■ WRITTEN REQUEST
Report only the number of lines in this material that include "section".

■ DATASET EXCERPTS
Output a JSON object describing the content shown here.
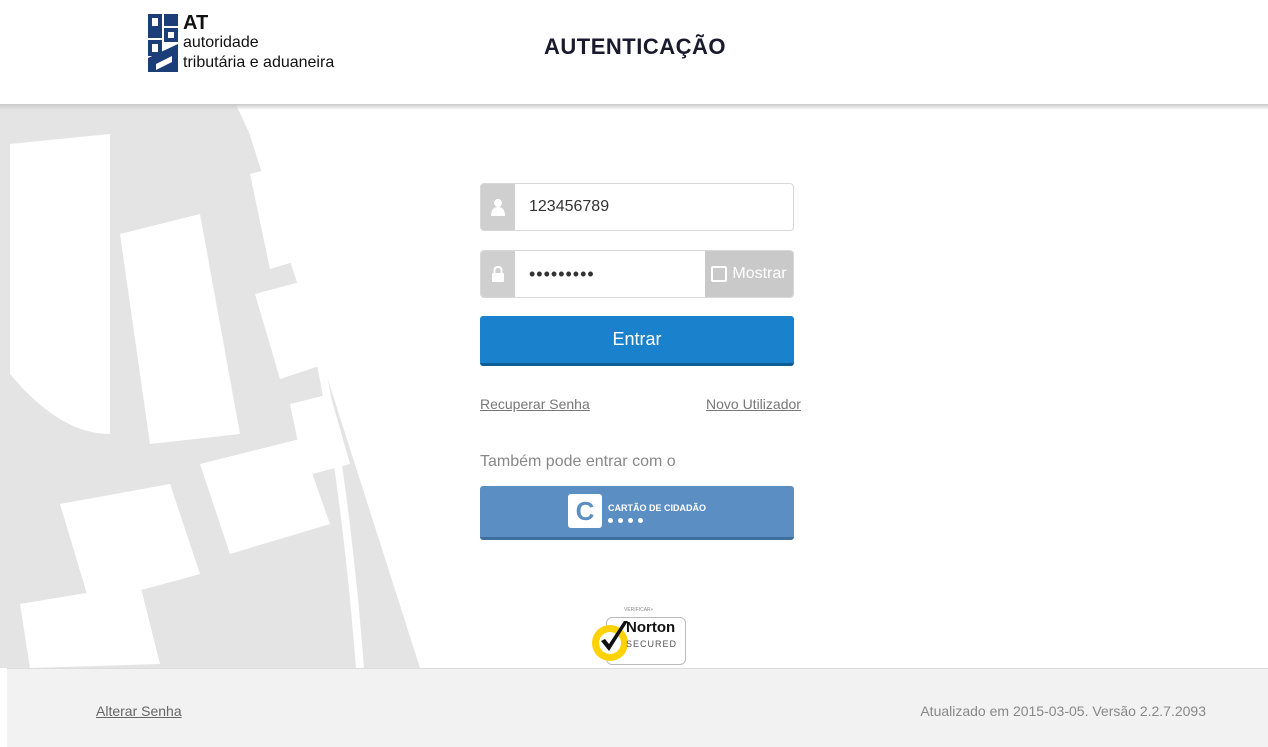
{
  "header": {
    "logo": {
      "abbr": "AT",
      "line1": "autoridade",
      "line2": "tributária e aduaneira"
    },
    "title": "AUTENTICAÇÃO"
  },
  "form": {
    "username": {
      "value": "123456789",
      "icon": "user-icon"
    },
    "password": {
      "value": "•••••••••",
      "icon": "lock-icon",
      "show_label": "Mostrar"
    },
    "submit_label": "Entrar",
    "recover_label": "Recuperar Senha",
    "new_user_label": "Novo Utilizador",
    "alt_login_text": "Também pode entrar com o",
    "citizen_card": {
      "label": "CARTÃO DE CIDADÃO",
      "icon_letter": "C"
    }
  },
  "norton": {
    "verify_label": "VERIFICAR»",
    "name": "Norton",
    "tm": "™",
    "secured": "SECURED"
  },
  "footer": {
    "change_password_label": "Alterar Senha",
    "version_text": "Atualizado em 2015-03-05. Versão 2.2.7.2093"
  },
  "colors": {
    "primary": "#1a82cc",
    "citizen_card": "#5b8fc3",
    "addon_gray": "#cfcfcf",
    "footer_bg": "#f2f2f2"
  }
}
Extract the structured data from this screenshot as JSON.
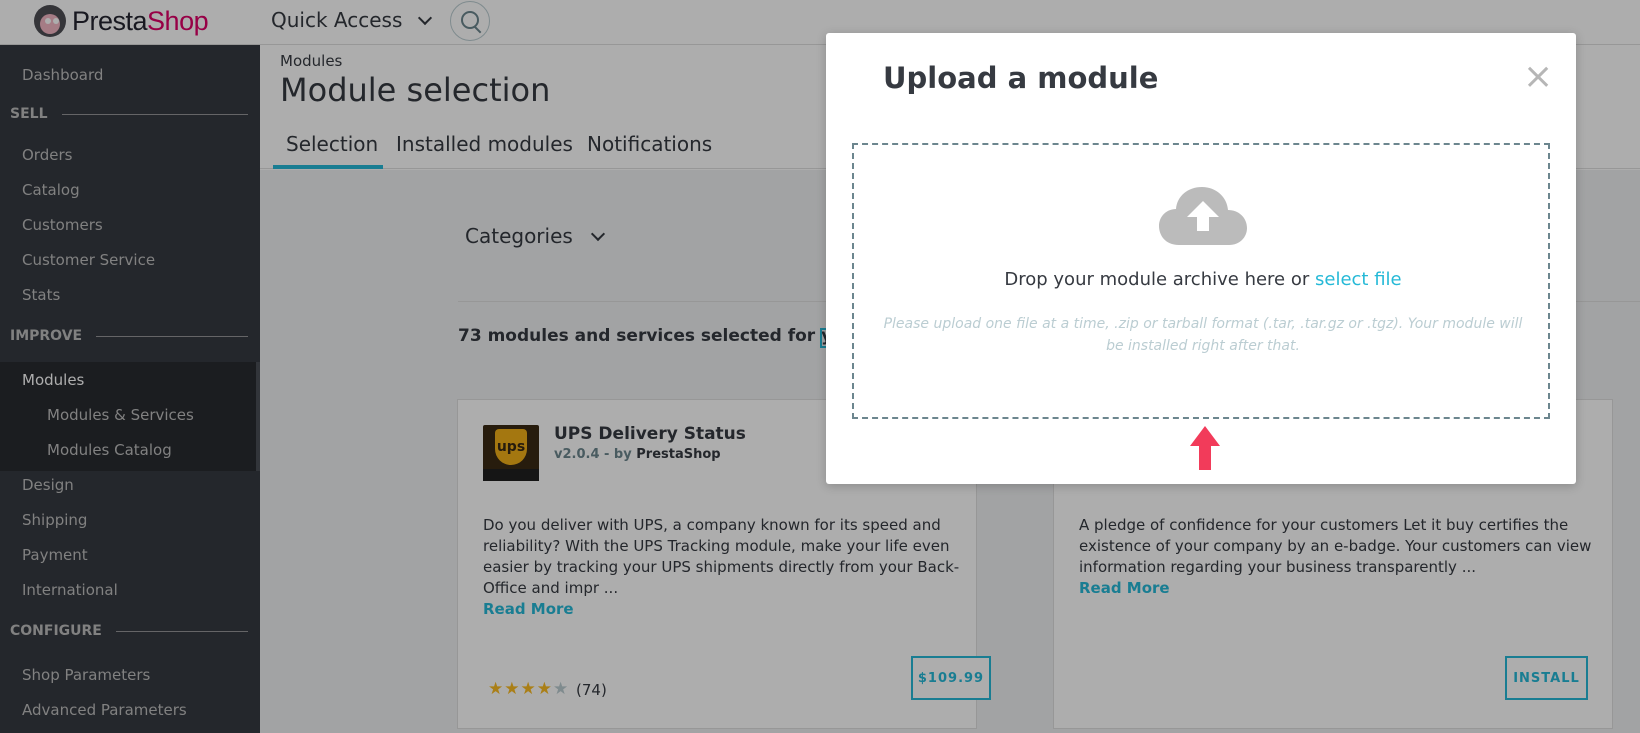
{
  "topbar": {
    "brand_part1": "Presta",
    "brand_part2": "Shop",
    "quick_access": "Quick Access"
  },
  "sidebar": {
    "items": [
      {
        "label": "Dashboard"
      },
      {
        "section": "SELL"
      },
      {
        "label": "Orders"
      },
      {
        "label": "Catalog"
      },
      {
        "label": "Customers"
      },
      {
        "label": "Customer Service"
      },
      {
        "label": "Stats"
      },
      {
        "section": "IMPROVE"
      },
      {
        "label": "Modules"
      },
      {
        "label": "Modules & Services"
      },
      {
        "label": "Modules Catalog"
      },
      {
        "label": "Design"
      },
      {
        "label": "Shipping"
      },
      {
        "label": "Payment"
      },
      {
        "label": "International"
      },
      {
        "section": "CONFIGURE"
      },
      {
        "label": "Shop Parameters"
      },
      {
        "label": "Advanced Parameters"
      }
    ]
  },
  "header": {
    "breadcrumb": "Modules",
    "title": "Module selection",
    "tabs": [
      {
        "label": "Selection"
      },
      {
        "label": "Installed modules"
      },
      {
        "label": "Notifications"
      }
    ]
  },
  "content": {
    "categories_label": "Categories",
    "summary": "73 modules and services selected for you",
    "cards": [
      {
        "title": "UPS Delivery Status",
        "version": "v2.0.4 - by",
        "author": "PrestaShop",
        "logo_text": "ups",
        "description": "Do you deliver with UPS, a company known for its speed and reliability? With the UPS Tracking module, make your life even easier by tracking your UPS shipments directly from your Back-Office and impr ...",
        "read_more": "Read More",
        "rating": 4,
        "rating_count": "(74)",
        "button": "$109.99"
      },
      {
        "description": "A pledge of confidence for your customers Let it buy certifies the existence of your company by an e-badge. Your customers can view information regarding your business transparently ...",
        "read_more": "Read More",
        "button": "INSTALL"
      }
    ]
  },
  "modal": {
    "title": "Upload a module",
    "close": "×",
    "drop_text": "Drop your module archive here or",
    "select_file": "select file",
    "hint": "Please upload one file at a time, .zip or tarball format (.tar, .tar.gz or .tgz). Your module will be installed right after that."
  },
  "colors": {
    "accent": "#25b9d7",
    "sidebar_bg": "#363a41",
    "brand_pink": "#df0067",
    "annotation_arrow": "#f23b5a"
  }
}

■ EXERCISE ANSWER
3